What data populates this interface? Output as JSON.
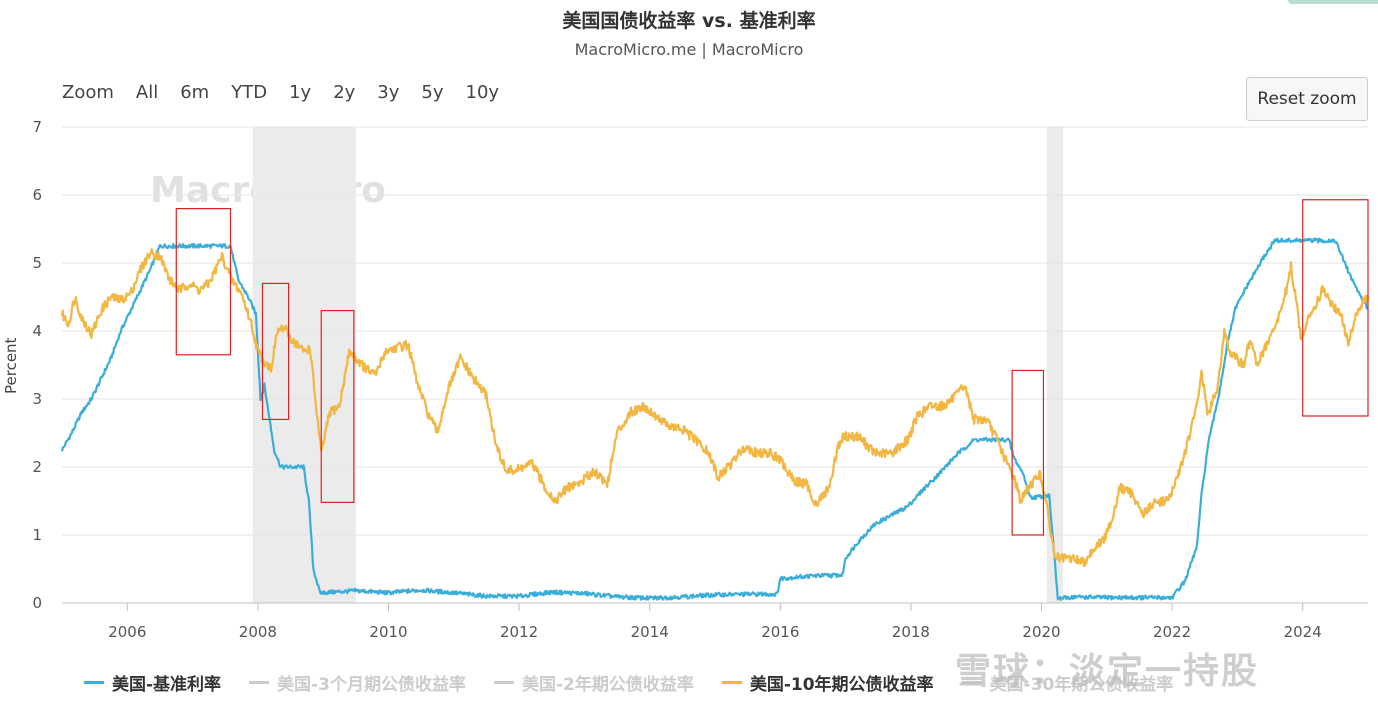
{
  "title": "美国国债收益率 vs. 基准利率",
  "subtitle": "MacroMicro.me | MacroMicro",
  "range_selector": {
    "zoom_label": "Zoom",
    "buttons": [
      "All",
      "6m",
      "YTD",
      "1y",
      "2y",
      "3y",
      "5y",
      "10y"
    ]
  },
  "reset_zoom_label": "Reset zoom",
  "watermark_logo": "MacroMicro",
  "watermark_corner": "雪球：淡定一持股",
  "colors": {
    "fed_rate": "#3aaed8",
    "ten_year": "#f2b642",
    "recession_band": "#ebebeb",
    "annotation_box": "#e02020",
    "legend_off": "#cccccc"
  },
  "legend": [
    {
      "label": "美国-基准利率",
      "color": "#3aaed8",
      "visible": true
    },
    {
      "label": "美国-3个月期公债收益率",
      "color": "#cccccc",
      "visible": false
    },
    {
      "label": "美国-2年期公债收益率",
      "color": "#cccccc",
      "visible": false
    },
    {
      "label": "美国-10年期公债收益率",
      "color": "#f2b642",
      "visible": true
    },
    {
      "label": "美国-30年期公债收益率",
      "color": "#cccccc",
      "visible": false
    }
  ],
  "chart_data": {
    "type": "line",
    "title": "美国国债收益率 vs. 基准利率",
    "subtitle": "MacroMicro.me | MacroMicro",
    "ylabel": "Percent",
    "xlim": [
      2005.0,
      2025.0
    ],
    "ylim": [
      0,
      7
    ],
    "y_ticks": [
      0,
      1,
      2,
      3,
      4,
      5,
      6,
      7
    ],
    "x_ticks": [
      2006,
      2008,
      2010,
      2012,
      2014,
      2016,
      2018,
      2020,
      2022,
      2024
    ],
    "grid": true,
    "legend_position": "bottom",
    "recession_bands": [
      [
        2007.92,
        2009.5
      ],
      [
        2020.08,
        2020.33
      ]
    ],
    "annotation_boxes": [
      {
        "x": [
          2006.75,
          2007.58
        ],
        "y": [
          3.65,
          5.8
        ]
      },
      {
        "x": [
          2008.07,
          2008.47
        ],
        "y": [
          2.7,
          4.7
        ]
      },
      {
        "x": [
          2008.97,
          2009.47
        ],
        "y": [
          1.48,
          4.3
        ]
      },
      {
        "x": [
          2019.55,
          2020.03
        ],
        "y": [
          1.0,
          3.42
        ]
      },
      {
        "x": [
          2024.0,
          2025.0
        ],
        "y": [
          2.75,
          5.93
        ]
      }
    ],
    "series": [
      {
        "name": "美国-基准利率",
        "points": [
          [
            2005.0,
            2.25
          ],
          [
            2005.15,
            2.5
          ],
          [
            2005.3,
            2.8
          ],
          [
            2005.45,
            3.0
          ],
          [
            2005.6,
            3.3
          ],
          [
            2005.75,
            3.6
          ],
          [
            2005.9,
            4.0
          ],
          [
            2006.05,
            4.3
          ],
          [
            2006.2,
            4.6
          ],
          [
            2006.35,
            4.9
          ],
          [
            2006.5,
            5.25
          ],
          [
            2006.9,
            5.25
          ],
          [
            2007.3,
            5.25
          ],
          [
            2007.58,
            5.25
          ],
          [
            2007.7,
            4.75
          ],
          [
            2007.85,
            4.5
          ],
          [
            2007.97,
            4.25
          ],
          [
            2008.04,
            3.0
          ],
          [
            2008.1,
            3.2
          ],
          [
            2008.25,
            2.25
          ],
          [
            2008.35,
            2.0
          ],
          [
            2008.7,
            2.0
          ],
          [
            2008.78,
            1.5
          ],
          [
            2008.85,
            0.5
          ],
          [
            2008.95,
            0.15
          ],
          [
            2009.5,
            0.18
          ],
          [
            2010.0,
            0.15
          ],
          [
            2010.5,
            0.19
          ],
          [
            2011.0,
            0.15
          ],
          [
            2011.5,
            0.1
          ],
          [
            2012.0,
            0.1
          ],
          [
            2012.5,
            0.16
          ],
          [
            2013.0,
            0.14
          ],
          [
            2013.5,
            0.09
          ],
          [
            2014.0,
            0.07
          ],
          [
            2014.5,
            0.09
          ],
          [
            2015.0,
            0.12
          ],
          [
            2015.5,
            0.13
          ],
          [
            2015.95,
            0.13
          ],
          [
            2016.0,
            0.36
          ],
          [
            2016.5,
            0.4
          ],
          [
            2016.95,
            0.41
          ],
          [
            2017.0,
            0.66
          ],
          [
            2017.2,
            0.91
          ],
          [
            2017.45,
            1.16
          ],
          [
            2017.95,
            1.42
          ],
          [
            2018.2,
            1.68
          ],
          [
            2018.45,
            1.92
          ],
          [
            2018.7,
            2.18
          ],
          [
            2018.97,
            2.4
          ],
          [
            2019.5,
            2.4
          ],
          [
            2019.58,
            2.13
          ],
          [
            2019.72,
            1.9
          ],
          [
            2019.83,
            1.55
          ],
          [
            2020.12,
            1.58
          ],
          [
            2020.2,
            0.65
          ],
          [
            2020.25,
            0.06
          ],
          [
            2020.5,
            0.09
          ],
          [
            2021.0,
            0.08
          ],
          [
            2021.5,
            0.08
          ],
          [
            2022.0,
            0.08
          ],
          [
            2022.2,
            0.33
          ],
          [
            2022.38,
            0.83
          ],
          [
            2022.45,
            1.58
          ],
          [
            2022.55,
            2.33
          ],
          [
            2022.72,
            3.08
          ],
          [
            2022.85,
            3.83
          ],
          [
            2022.97,
            4.33
          ],
          [
            2023.1,
            4.58
          ],
          [
            2023.25,
            4.83
          ],
          [
            2023.4,
            5.08
          ],
          [
            2023.57,
            5.33
          ],
          [
            2024.0,
            5.33
          ],
          [
            2024.5,
            5.33
          ],
          [
            2024.72,
            4.83
          ],
          [
            2024.85,
            4.58
          ],
          [
            2025.0,
            4.33
          ]
        ]
      },
      {
        "name": "美国-10年期公债收益率",
        "points": [
          [
            2005.0,
            4.25
          ],
          [
            2005.1,
            4.1
          ],
          [
            2005.2,
            4.5
          ],
          [
            2005.3,
            4.2
          ],
          [
            2005.45,
            3.95
          ],
          [
            2005.6,
            4.3
          ],
          [
            2005.75,
            4.5
          ],
          [
            2005.9,
            4.45
          ],
          [
            2006.05,
            4.55
          ],
          [
            2006.2,
            4.9
          ],
          [
            2006.35,
            5.15
          ],
          [
            2006.5,
            5.1
          ],
          [
            2006.65,
            4.75
          ],
          [
            2006.8,
            4.6
          ],
          [
            2006.95,
            4.7
          ],
          [
            2007.1,
            4.6
          ],
          [
            2007.25,
            4.7
          ],
          [
            2007.45,
            5.1
          ],
          [
            2007.6,
            4.75
          ],
          [
            2007.75,
            4.55
          ],
          [
            2007.9,
            4.1
          ],
          [
            2008.0,
            3.7
          ],
          [
            2008.1,
            3.55
          ],
          [
            2008.2,
            3.45
          ],
          [
            2008.3,
            4.0
          ],
          [
            2008.4,
            4.05
          ],
          [
            2008.5,
            3.9
          ],
          [
            2008.6,
            3.8
          ],
          [
            2008.7,
            3.7
          ],
          [
            2008.8,
            3.75
          ],
          [
            2008.9,
            2.8
          ],
          [
            2008.97,
            2.2
          ],
          [
            2009.1,
            2.8
          ],
          [
            2009.25,
            2.9
          ],
          [
            2009.4,
            3.7
          ],
          [
            2009.5,
            3.6
          ],
          [
            2009.65,
            3.45
          ],
          [
            2009.8,
            3.35
          ],
          [
            2009.95,
            3.7
          ],
          [
            2010.1,
            3.75
          ],
          [
            2010.3,
            3.8
          ],
          [
            2010.45,
            3.2
          ],
          [
            2010.6,
            2.8
          ],
          [
            2010.75,
            2.5
          ],
          [
            2010.9,
            3.1
          ],
          [
            2011.1,
            3.6
          ],
          [
            2011.3,
            3.3
          ],
          [
            2011.5,
            3.05
          ],
          [
            2011.65,
            2.3
          ],
          [
            2011.8,
            1.95
          ],
          [
            2011.95,
            1.95
          ],
          [
            2012.2,
            2.05
          ],
          [
            2012.4,
            1.7
          ],
          [
            2012.55,
            1.5
          ],
          [
            2012.75,
            1.7
          ],
          [
            2012.95,
            1.78
          ],
          [
            2013.15,
            1.95
          ],
          [
            2013.35,
            1.75
          ],
          [
            2013.5,
            2.5
          ],
          [
            2013.7,
            2.8
          ],
          [
            2013.9,
            2.9
          ],
          [
            2014.1,
            2.75
          ],
          [
            2014.3,
            2.6
          ],
          [
            2014.5,
            2.55
          ],
          [
            2014.7,
            2.4
          ],
          [
            2014.9,
            2.2
          ],
          [
            2015.05,
            1.85
          ],
          [
            2015.25,
            2.05
          ],
          [
            2015.45,
            2.3
          ],
          [
            2015.65,
            2.2
          ],
          [
            2015.85,
            2.2
          ],
          [
            2016.0,
            2.1
          ],
          [
            2016.2,
            1.8
          ],
          [
            2016.4,
            1.75
          ],
          [
            2016.55,
            1.45
          ],
          [
            2016.75,
            1.7
          ],
          [
            2016.88,
            2.3
          ],
          [
            2016.97,
            2.45
          ],
          [
            2017.2,
            2.45
          ],
          [
            2017.45,
            2.2
          ],
          [
            2017.7,
            2.2
          ],
          [
            2017.95,
            2.4
          ],
          [
            2018.1,
            2.75
          ],
          [
            2018.3,
            2.9
          ],
          [
            2018.5,
            2.9
          ],
          [
            2018.7,
            3.05
          ],
          [
            2018.82,
            3.2
          ],
          [
            2018.97,
            2.7
          ],
          [
            2019.15,
            2.7
          ],
          [
            2019.3,
            2.45
          ],
          [
            2019.45,
            2.1
          ],
          [
            2019.6,
            1.8
          ],
          [
            2019.68,
            1.5
          ],
          [
            2019.8,
            1.7
          ],
          [
            2019.97,
            1.9
          ],
          [
            2020.05,
            1.6
          ],
          [
            2020.2,
            0.7
          ],
          [
            2020.3,
            0.65
          ],
          [
            2020.5,
            0.65
          ],
          [
            2020.65,
            0.6
          ],
          [
            2020.8,
            0.8
          ],
          [
            2020.97,
            0.95
          ],
          [
            2021.1,
            1.3
          ],
          [
            2021.2,
            1.7
          ],
          [
            2021.4,
            1.6
          ],
          [
            2021.55,
            1.3
          ],
          [
            2021.7,
            1.45
          ],
          [
            2021.85,
            1.5
          ],
          [
            2021.97,
            1.55
          ],
          [
            2022.1,
            1.9
          ],
          [
            2022.25,
            2.4
          ],
          [
            2022.38,
            2.9
          ],
          [
            2022.45,
            3.4
          ],
          [
            2022.55,
            2.75
          ],
          [
            2022.7,
            3.2
          ],
          [
            2022.8,
            4.0
          ],
          [
            2022.88,
            3.7
          ],
          [
            2022.97,
            3.6
          ],
          [
            2023.1,
            3.5
          ],
          [
            2023.2,
            3.9
          ],
          [
            2023.3,
            3.5
          ],
          [
            2023.45,
            3.8
          ],
          [
            2023.6,
            4.1
          ],
          [
            2023.75,
            4.6
          ],
          [
            2023.82,
            4.95
          ],
          [
            2023.92,
            4.3
          ],
          [
            2023.97,
            3.9
          ],
          [
            2024.1,
            4.2
          ],
          [
            2024.3,
            4.6
          ],
          [
            2024.45,
            4.4
          ],
          [
            2024.6,
            4.2
          ],
          [
            2024.7,
            3.8
          ],
          [
            2024.8,
            4.2
          ],
          [
            2024.9,
            4.4
          ],
          [
            2025.0,
            4.5
          ]
        ]
      }
    ]
  }
}
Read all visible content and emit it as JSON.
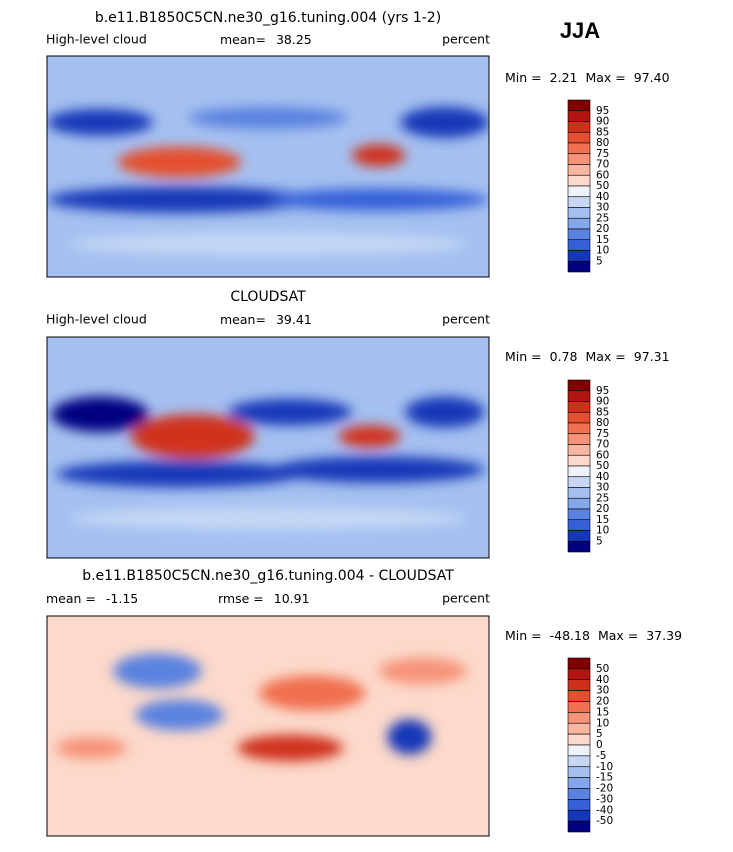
{
  "header": {
    "season": "JJA"
  },
  "panels": [
    {
      "title": "b.e11.B1850C5CN.ne30_g16.tuning.004 (yrs 1-2)",
      "subtitle_left": "High-level cloud",
      "stats": [
        {
          "label": "mean=",
          "value": "38.25"
        }
      ],
      "subtitle_right": "percent",
      "range": {
        "min_label": "Min =",
        "min": "2.21",
        "max_label": "Max =",
        "max": "97.40"
      },
      "colorbar": {
        "labels": [
          95,
          90,
          85,
          80,
          75,
          70,
          60,
          50,
          40,
          30,
          25,
          20,
          15,
          10,
          5
        ],
        "colors": [
          "#800000",
          "#b2150f",
          "#d0301a",
          "#e4502f",
          "#f07050",
          "#f69378",
          "#f9b6a0",
          "#fcd9cb",
          "#eef2fb",
          "#c6d8f5",
          "#a5c0f0",
          "#84a6ea",
          "#5a82e0",
          "#3560d8",
          "#1438b8",
          "#000080"
        ]
      }
    },
    {
      "title": "CLOUDSAT",
      "subtitle_left": "High-level cloud",
      "stats": [
        {
          "label": "mean=",
          "value": "39.41"
        }
      ],
      "subtitle_right": "percent",
      "range": {
        "min_label": "Min =",
        "min": "0.78",
        "max_label": "Max =",
        "max": "97.31"
      },
      "colorbar": {
        "labels": [
          95,
          90,
          85,
          80,
          75,
          70,
          60,
          50,
          40,
          30,
          25,
          20,
          15,
          10,
          5
        ],
        "colors": [
          "#800000",
          "#b2150f",
          "#d0301a",
          "#e4502f",
          "#f07050",
          "#f69378",
          "#f9b6a0",
          "#fcd9cb",
          "#eef2fb",
          "#c6d8f5",
          "#a5c0f0",
          "#84a6ea",
          "#5a82e0",
          "#3560d8",
          "#1438b8",
          "#000080"
        ]
      }
    },
    {
      "title": "b.e11.B1850C5CN.ne30_g16.tuning.004 - CLOUDSAT",
      "stats": [
        {
          "label": "mean =",
          "value": "-1.15"
        },
        {
          "label": "rmse =",
          "value": "10.91"
        }
      ],
      "subtitle_right": "percent",
      "range": {
        "min_label": "Min =",
        "min": "-48.18",
        "max_label": "Max =",
        "max": "37.39"
      },
      "colorbar": {
        "labels": [
          50,
          40,
          30,
          20,
          15,
          10,
          5,
          0,
          -5,
          -10,
          -15,
          -20,
          -30,
          -40,
          -50
        ],
        "colors": [
          "#800000",
          "#b2150f",
          "#d0301a",
          "#e4502f",
          "#f07050",
          "#f69378",
          "#f9b6a0",
          "#fcd9cb",
          "#eef2fb",
          "#c6d8f5",
          "#a5c0f0",
          "#84a6ea",
          "#5a82e0",
          "#3560d8",
          "#1438b8",
          "#000080"
        ]
      }
    }
  ]
}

━━━━━━━━━━━━━━━━━━━━━━━━━━━━━━

Copy out every line of the material above that mentions the word "美国国债收益率".

▶ [Solution to the exercise]:
  "title": "美国国债收益率 vs. 基准利率",
    "title": "美国国债收益率 vs. 基准利率",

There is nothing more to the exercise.